Output every record below exactly as it appears.

- - - - - - -

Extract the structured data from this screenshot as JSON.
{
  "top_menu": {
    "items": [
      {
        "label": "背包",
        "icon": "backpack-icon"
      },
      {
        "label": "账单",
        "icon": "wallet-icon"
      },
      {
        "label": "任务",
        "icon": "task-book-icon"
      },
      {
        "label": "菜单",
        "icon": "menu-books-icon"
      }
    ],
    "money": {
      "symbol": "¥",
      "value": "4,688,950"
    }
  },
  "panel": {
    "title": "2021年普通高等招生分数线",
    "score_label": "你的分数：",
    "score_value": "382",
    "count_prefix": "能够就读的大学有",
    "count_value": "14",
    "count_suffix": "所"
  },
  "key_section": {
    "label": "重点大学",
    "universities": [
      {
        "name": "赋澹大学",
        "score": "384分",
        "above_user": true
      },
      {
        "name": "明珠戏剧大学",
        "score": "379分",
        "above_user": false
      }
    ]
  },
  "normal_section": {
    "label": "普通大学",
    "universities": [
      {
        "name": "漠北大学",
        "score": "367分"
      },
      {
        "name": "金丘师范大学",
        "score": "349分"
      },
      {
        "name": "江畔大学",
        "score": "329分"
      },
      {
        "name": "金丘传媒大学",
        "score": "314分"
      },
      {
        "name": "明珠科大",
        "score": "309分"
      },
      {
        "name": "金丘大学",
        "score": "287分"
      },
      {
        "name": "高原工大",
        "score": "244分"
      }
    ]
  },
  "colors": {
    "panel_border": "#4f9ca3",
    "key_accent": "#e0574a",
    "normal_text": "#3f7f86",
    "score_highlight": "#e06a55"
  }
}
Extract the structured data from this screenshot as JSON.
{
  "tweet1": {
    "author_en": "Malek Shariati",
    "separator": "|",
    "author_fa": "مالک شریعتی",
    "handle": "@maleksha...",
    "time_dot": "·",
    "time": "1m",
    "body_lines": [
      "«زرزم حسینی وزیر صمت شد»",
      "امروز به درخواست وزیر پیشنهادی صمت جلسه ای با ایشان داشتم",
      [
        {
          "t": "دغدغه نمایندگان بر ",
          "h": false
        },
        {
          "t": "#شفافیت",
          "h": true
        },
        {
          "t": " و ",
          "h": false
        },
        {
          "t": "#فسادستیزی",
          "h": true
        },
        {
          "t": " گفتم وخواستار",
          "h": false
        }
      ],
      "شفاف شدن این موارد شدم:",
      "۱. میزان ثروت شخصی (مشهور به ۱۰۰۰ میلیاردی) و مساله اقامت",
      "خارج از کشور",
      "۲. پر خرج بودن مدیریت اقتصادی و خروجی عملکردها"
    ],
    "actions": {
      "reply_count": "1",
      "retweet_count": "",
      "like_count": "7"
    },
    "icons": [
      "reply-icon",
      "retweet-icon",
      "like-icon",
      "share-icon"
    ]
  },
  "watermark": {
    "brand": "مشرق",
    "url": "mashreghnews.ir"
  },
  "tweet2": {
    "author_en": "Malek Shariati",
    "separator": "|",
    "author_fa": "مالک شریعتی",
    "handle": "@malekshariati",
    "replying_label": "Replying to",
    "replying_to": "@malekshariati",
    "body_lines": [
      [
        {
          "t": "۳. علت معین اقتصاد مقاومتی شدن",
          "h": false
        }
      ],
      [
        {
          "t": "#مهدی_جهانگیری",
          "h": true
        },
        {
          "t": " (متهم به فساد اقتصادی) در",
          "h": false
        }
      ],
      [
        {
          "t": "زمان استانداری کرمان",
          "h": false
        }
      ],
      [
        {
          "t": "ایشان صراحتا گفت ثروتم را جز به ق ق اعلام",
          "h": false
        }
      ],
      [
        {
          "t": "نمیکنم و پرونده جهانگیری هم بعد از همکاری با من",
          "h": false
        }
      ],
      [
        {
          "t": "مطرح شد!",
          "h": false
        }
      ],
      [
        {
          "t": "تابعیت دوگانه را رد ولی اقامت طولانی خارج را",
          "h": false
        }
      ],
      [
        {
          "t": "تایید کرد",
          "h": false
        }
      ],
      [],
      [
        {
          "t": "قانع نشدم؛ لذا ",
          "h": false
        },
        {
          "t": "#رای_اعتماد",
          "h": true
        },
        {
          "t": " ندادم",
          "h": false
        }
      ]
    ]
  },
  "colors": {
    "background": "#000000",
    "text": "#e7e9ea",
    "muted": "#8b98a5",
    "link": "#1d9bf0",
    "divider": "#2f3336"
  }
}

- - - - - - -

### Exercise solution
Extract the structured data from this screenshot as JSON.
{
  "top_menu": {
    "items": [
      {
        "label": "背包",
        "icon": "backpack-icon"
      },
      {
        "label": "账单",
        "icon": "wallet-icon"
      },
      {
        "label": "任务",
        "icon": "task-book-icon"
      },
      {
        "label": "菜单",
        "icon": "menu-books-icon"
      }
    ],
    "money": {
      "symbol": "¥",
      "value": "4,688,950"
    }
  },
  "panel": {
    "title": "2021年普通高等招生分数线",
    "score_label": "你的分数：",
    "score_value": "382",
    "count_prefix": "能够就读的大学有",
    "count_value": "14",
    "count_suffix": "所"
  },
  "key_section": {
    "label": "重点大学",
    "universities": [
      {
        "name": "赋澹大学",
        "score": "384分",
        "above_user": true
      },
      {
        "name": "明珠戏剧大学",
        "score": "379分",
        "above_user": false
      }
    ]
  },
  "normal_section": {
    "label": "普通大学",
    "universities": [
      {
        "name": "漠北大学",
        "score": "367分"
      },
      {
        "name": "金丘师范大学",
        "score": "349分"
      },
      {
        "name": "江畔大学",
        "score": "329分"
      },
      {
        "name": "金丘传媒大学",
        "score": "314分"
      },
      {
        "name": "明珠科大",
        "score": "309分"
      },
      {
        "name": "金丘大学",
        "score": "287分"
      },
      {
        "name": "高原工大",
        "score": "244分"
      }
    ]
  },
  "colors": {
    "panel_border": "#4f9ca3",
    "key_accent": "#e0574a",
    "normal_text": "#3f7f86",
    "score_highlight": "#e06a55"
  }
}
Extract the structured data from this screenshot as JSON.
{
  "tweet1": {
    "author_en": "Malek Shariati",
    "separator": "|",
    "author_fa": "مالک شریعتی",
    "handle": "@maleksha...",
    "time_dot": "·",
    "time": "1m",
    "body_lines": [
      "«زرزم حسینی وزیر صمت شد»",
      "امروز به درخواست وزیر پیشنهادی صمت جلسه ای با ایشان داشتم",
      [
        {
          "t": "دغدغه نمایندگان بر ",
          "h": false
        },
        {
          "t": "#شفافیت",
          "h": true
        },
        {
          "t": " و ",
          "h": false
        },
        {
          "t": "#فسادستیزی",
          "h": true
        },
        {
          "t": " گفتم وخواستار",
          "h": false
        }
      ],
      "شفاف شدن این موارد شدم:",
      "۱. میزان ثروت شخصی (مشهور به ۱۰۰۰ میلیاردی) و مساله اقامت",
      "خارج از کشور",
      "۲. پر خرج بودن مدیریت اقتصادی و خروجی عملکردها"
    ],
    "actions": {
      "reply_count": "1",
      "retweet_count": "",
      "like_count": "7"
    },
    "icons": [
      "reply-icon",
      "retweet-icon",
      "like-icon",
      "share-icon"
    ]
  },
  "watermark": {
    "brand": "مشرق",
    "url": "mashreghnews.ir"
  },
  "tweet2": {
    "author_en": "Malek Shariati",
    "separator": "|",
    "author_fa": "مالک شریعتی",
    "handle": "@malekshariati",
    "replying_label": "Replying to",
    "replying_to": "@malekshariati",
    "body_lines": [
      [
        {
          "t": "۳. علت معین اقتصاد مقاومتی شدن",
          "h": false
        }
      ],
      [
        {
          "t": "#مهدی_جهانگیری",
          "h": true
        },
        {
          "t": " (متهم به فساد اقتصادی) در",
          "h": false
        }
      ],
      [
        {
          "t": "زمان استانداری کرمان",
          "h": false
        }
      ],
      [
        {
          "t": "ایشان صراحتا گفت ثروتم را جز به ق ق اعلام",
          "h": false
        }
      ],
      [
        {
          "t": "نمیکنم و پرونده جهانگیری هم بعد از همکاری با من",
          "h": false
        }
      ],
      [
        {
          "t": "مطرح شد!",
          "h": false
        }
      ],
      [
        {
          "t": "تابعیت دوگانه را رد ولی اقامت طولانی خارج را",
          "h": false
        }
      ],
      [
        {
          "t": "تایید کرد",
          "h": false
        }
      ],
      [],
      [
        {
          "t": "قانع نشدم؛ لذا ",
          "h": false
        },
        {
          "t": "#رای_اعتماد",
          "h": true
        },
        {
          "t": " ندادم",
          "h": false
        }
      ]
    ]
  },
  "colors": {
    "background": "#000000",
    "text": "#e7e9ea",
    "muted": "#8b98a5",
    "link": "#1d9bf0",
    "divider": "#2f3336"
  }
}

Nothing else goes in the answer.